= ENTRIES SUPPLIED =

-----

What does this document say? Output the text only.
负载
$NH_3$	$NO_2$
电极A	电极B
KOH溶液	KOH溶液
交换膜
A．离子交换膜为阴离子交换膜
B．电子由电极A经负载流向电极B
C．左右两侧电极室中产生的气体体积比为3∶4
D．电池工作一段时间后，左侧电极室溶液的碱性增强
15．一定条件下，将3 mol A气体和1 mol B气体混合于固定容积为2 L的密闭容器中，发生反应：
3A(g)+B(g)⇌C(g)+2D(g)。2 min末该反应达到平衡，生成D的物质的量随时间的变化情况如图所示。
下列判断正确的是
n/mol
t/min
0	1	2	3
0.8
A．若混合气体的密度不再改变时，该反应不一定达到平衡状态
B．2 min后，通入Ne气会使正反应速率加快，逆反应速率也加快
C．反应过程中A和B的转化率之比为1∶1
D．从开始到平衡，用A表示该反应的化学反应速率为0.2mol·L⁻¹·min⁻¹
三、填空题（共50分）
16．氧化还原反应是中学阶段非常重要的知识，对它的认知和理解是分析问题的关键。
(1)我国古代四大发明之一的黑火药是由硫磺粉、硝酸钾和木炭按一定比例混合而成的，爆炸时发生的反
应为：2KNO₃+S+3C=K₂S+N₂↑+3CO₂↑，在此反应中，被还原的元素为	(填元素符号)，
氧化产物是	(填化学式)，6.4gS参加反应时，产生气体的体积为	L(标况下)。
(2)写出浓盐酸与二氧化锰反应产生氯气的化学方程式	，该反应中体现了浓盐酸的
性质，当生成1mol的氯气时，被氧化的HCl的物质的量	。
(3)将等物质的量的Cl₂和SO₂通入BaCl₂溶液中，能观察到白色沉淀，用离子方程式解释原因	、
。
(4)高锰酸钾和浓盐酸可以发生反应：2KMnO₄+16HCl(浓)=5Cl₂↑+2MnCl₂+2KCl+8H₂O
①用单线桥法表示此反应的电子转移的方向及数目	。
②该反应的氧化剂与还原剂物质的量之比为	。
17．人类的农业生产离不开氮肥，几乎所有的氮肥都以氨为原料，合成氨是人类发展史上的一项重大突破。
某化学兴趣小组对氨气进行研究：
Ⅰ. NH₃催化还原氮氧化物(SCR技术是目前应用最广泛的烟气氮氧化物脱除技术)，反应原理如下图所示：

-----

= DO THIS =
Type the whole listing again, unaltered.

= COMPLETE ANSWER =
What does this document say? Output the text only.
负载
$NH_3$	$NO_2$
电极A	电极B
KOH溶液	KOH溶液
交换膜
A．离子交换膜为阴离子交换膜
B．电子由电极A经负载流向电极B
C．左右两侧电极室中产生的气体体积比为3∶4
D．电池工作一段时间后，左侧电极室溶液的碱性增强
15．一定条件下，将3 mol A气体和1 mol B气体混合于固定容积为2 L的密闭容器中，发生反应：
3A(g)+B(g)⇌C(g)+2D(g)。2 min末该反应达到平衡，生成D的物质的量随时间的变化情况如图所示。
下列判断正确的是
n/mol
t/min
0	1	2	3
0.8
A．若混合气体的密度不再改变时，该反应不一定达到平衡状态
B．2 min后，通入Ne气会使正反应速率加快，逆反应速率也加快
C．反应过程中A和B的转化率之比为1∶1
D．从开始到平衡，用A表示该反应的化学反应速率为0.2mol·L⁻¹·min⁻¹
三、填空题（共50分）
16．氧化还原反应是中学阶段非常重要的知识，对它的认知和理解是分析问题的关键。
(1)我国古代四大发明之一的黑火药是由硫磺粉、硝酸钾和木炭按一定比例混合而成的，爆炸时发生的反
应为：2KNO₃+S+3C=K₂S+N₂↑+3CO₂↑，在此反应中，被还原的元素为	(填元素符号)，
氧化产物是	(填化学式)，6.4gS参加反应时，产生气体的体积为	L(标况下)。
(2)写出浓盐酸与二氧化锰反应产生氯气的化学方程式	，该反应中体现了浓盐酸的
性质，当生成1mol的氯气时，被氧化的HCl的物质的量	。
(3)将等物质的量的Cl₂和SO₂通入BaCl₂溶液中，能观察到白色沉淀，用离子方程式解释原因	、
。
(4)高锰酸钾和浓盐酸可以发生反应：2KMnO₄+16HCl(浓)=5Cl₂↑+2MnCl₂+2KCl+8H₂O
①用单线桥法表示此反应的电子转移的方向及数目	。
②该反应的氧化剂与还原剂物质的量之比为	。
17．人类的农业生产离不开氮肥，几乎所有的氮肥都以氨为原料，合成氨是人类发展史上的一项重大突破。
某化学兴趣小组对氨气进行研究：
Ⅰ. NH₃催化还原氮氧化物(SCR技术是目前应用最广泛的烟气氮氧化物脱除技术)，反应原理如下图所示：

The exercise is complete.